┌──

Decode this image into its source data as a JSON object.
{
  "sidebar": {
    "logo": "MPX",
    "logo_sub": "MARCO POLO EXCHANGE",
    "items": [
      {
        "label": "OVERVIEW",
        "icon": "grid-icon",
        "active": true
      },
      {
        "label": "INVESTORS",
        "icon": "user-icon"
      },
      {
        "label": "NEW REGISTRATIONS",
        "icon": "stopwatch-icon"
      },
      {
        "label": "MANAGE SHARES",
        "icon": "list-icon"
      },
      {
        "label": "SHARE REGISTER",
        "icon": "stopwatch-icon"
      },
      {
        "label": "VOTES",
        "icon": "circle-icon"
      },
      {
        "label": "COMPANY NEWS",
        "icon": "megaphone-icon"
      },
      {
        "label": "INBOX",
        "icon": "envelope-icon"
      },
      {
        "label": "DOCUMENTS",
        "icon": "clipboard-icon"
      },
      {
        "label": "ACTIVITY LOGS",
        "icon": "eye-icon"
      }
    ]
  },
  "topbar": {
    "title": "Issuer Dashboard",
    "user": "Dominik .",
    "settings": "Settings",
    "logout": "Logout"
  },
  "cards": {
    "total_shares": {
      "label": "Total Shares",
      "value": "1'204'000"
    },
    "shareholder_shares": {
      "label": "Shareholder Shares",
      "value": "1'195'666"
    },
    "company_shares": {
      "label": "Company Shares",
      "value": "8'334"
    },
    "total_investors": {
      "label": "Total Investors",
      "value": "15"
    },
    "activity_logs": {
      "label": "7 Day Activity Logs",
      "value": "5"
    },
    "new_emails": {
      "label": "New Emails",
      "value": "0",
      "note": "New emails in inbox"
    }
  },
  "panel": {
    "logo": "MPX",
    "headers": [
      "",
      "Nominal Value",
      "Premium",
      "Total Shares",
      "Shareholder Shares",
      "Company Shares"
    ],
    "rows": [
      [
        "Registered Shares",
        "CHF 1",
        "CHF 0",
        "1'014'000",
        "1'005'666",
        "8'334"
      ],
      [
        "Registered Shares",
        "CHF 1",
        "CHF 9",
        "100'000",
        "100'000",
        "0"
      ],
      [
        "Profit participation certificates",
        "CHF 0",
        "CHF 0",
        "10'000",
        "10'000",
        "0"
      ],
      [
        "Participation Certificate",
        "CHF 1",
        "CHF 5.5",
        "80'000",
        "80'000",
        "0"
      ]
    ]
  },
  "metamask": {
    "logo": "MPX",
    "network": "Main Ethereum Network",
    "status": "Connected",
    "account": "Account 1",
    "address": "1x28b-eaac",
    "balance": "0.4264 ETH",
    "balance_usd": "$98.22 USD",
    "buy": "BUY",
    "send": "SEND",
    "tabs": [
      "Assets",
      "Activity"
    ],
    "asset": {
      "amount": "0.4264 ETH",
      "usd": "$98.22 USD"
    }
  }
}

└──

## Stated problem
Working from the entries above, return all lines that contain "icon".

## Finished exercise
        "icon": "grid-icon",
        "icon": "user-icon"
        "icon": "stopwatch-icon"
        "icon": "list-icon"
        "icon": "stopwatch-icon"
        "icon": "circle-icon"
        "icon": "megaphone-icon"
        "icon": "envelope-icon"
        "icon": "clipboard-icon"
        "icon": "eye-icon"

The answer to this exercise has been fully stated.